Task objective: Using the entries below, transcribe exactly the line containing "What text is on this page?" and each line that follows it to the end.

Entries taken from a collection
⁂

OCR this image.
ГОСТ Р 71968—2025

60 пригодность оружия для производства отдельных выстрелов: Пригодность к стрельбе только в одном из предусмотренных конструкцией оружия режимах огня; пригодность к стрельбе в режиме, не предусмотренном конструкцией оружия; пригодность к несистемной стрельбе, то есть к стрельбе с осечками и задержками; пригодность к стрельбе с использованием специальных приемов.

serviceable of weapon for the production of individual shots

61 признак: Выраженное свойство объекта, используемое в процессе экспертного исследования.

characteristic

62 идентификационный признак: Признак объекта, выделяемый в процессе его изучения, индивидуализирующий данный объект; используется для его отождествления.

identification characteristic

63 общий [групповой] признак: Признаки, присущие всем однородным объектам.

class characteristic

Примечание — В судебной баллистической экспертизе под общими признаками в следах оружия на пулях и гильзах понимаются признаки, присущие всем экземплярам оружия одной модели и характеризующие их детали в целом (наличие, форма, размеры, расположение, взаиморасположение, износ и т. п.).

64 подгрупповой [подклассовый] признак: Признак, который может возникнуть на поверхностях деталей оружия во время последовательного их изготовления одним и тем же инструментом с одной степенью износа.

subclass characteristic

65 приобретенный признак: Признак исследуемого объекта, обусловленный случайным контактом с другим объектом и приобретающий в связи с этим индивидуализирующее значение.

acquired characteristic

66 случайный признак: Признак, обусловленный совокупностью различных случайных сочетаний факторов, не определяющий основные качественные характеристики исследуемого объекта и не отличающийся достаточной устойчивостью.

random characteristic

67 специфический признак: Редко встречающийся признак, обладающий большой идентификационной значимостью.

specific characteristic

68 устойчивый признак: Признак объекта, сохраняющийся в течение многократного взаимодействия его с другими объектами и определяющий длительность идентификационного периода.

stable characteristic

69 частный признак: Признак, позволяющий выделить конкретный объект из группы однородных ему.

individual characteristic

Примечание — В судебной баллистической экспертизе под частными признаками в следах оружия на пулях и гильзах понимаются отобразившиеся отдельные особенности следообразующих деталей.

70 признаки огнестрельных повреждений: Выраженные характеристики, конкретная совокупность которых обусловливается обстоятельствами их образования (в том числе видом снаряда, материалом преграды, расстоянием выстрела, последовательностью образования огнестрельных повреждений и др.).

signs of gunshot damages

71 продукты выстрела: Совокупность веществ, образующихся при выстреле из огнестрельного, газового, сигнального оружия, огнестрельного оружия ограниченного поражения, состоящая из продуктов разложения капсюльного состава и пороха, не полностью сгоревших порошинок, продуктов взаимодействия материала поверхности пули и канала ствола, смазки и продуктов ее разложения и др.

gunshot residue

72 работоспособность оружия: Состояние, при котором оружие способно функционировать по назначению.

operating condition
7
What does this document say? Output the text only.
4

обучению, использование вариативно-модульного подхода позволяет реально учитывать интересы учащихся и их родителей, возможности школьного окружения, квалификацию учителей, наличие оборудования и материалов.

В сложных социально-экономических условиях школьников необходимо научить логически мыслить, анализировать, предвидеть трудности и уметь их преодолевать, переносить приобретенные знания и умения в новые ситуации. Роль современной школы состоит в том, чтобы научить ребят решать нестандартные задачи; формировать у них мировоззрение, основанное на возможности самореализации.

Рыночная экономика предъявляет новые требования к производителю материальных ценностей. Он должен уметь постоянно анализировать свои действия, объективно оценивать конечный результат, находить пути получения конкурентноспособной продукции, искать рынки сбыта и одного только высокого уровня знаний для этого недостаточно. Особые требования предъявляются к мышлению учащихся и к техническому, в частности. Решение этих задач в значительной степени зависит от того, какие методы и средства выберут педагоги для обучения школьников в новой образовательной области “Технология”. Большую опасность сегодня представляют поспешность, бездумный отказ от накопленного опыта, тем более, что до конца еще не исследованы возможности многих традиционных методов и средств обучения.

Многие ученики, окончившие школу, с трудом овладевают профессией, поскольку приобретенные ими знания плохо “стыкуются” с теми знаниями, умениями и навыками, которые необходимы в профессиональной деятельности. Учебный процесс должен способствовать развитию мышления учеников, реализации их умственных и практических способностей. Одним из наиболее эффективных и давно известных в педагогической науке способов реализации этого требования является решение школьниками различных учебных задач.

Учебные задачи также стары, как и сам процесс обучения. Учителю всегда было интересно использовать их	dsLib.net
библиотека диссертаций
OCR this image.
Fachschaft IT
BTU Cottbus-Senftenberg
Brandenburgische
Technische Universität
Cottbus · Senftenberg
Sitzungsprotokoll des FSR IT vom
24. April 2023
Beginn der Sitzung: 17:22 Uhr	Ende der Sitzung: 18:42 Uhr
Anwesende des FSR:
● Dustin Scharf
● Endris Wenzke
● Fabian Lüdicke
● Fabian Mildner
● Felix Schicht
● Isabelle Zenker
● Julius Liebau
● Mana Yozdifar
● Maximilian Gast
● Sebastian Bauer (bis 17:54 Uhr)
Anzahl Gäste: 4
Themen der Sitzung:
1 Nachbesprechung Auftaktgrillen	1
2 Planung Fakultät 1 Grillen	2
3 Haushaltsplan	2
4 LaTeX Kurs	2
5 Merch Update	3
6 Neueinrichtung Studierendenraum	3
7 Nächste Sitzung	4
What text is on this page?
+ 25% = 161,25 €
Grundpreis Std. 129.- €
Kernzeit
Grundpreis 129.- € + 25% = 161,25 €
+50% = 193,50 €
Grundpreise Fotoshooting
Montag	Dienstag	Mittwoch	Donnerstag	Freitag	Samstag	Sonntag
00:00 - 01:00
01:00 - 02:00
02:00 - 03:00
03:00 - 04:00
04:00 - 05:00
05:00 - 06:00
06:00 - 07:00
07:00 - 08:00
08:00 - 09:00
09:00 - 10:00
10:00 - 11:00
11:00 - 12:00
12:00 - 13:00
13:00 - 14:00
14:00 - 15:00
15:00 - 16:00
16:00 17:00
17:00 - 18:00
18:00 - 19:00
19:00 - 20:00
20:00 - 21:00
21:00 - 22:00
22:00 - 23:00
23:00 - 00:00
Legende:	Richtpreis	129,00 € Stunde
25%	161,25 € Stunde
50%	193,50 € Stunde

⁂

Response to the task:
What text is on this page?
+ 25% = 161,25 €
Grundpreis Std. 129.- €
Kernzeit
Grundpreis 129.- € + 25% = 161,25 €
+50% = 193,50 €
Grundpreise Fotoshooting
Montag	Dienstag	Mittwoch	Donnerstag	Freitag	Samstag	Sonntag
00:00 - 01:00
01:00 - 02:00
02:00 - 03:00
03:00 - 04:00
04:00 - 05:00
05:00 - 06:00
06:00 - 07:00
07:00 - 08:00
08:00 - 09:00
09:00 - 10:00
10:00 - 11:00
11:00 - 12:00
12:00 - 13:00
13:00 - 14:00
14:00 - 15:00
15:00 - 16:00
16:00 17:00
17:00 - 18:00
18:00 - 19:00
19:00 - 20:00
20:00 - 21:00
21:00 - 22:00
22:00 - 23:00
23:00 - 00:00
Legende:	Richtpreis	129,00 € Stunde
25%	161,25 € Stunde
50%	193,50 € Stunde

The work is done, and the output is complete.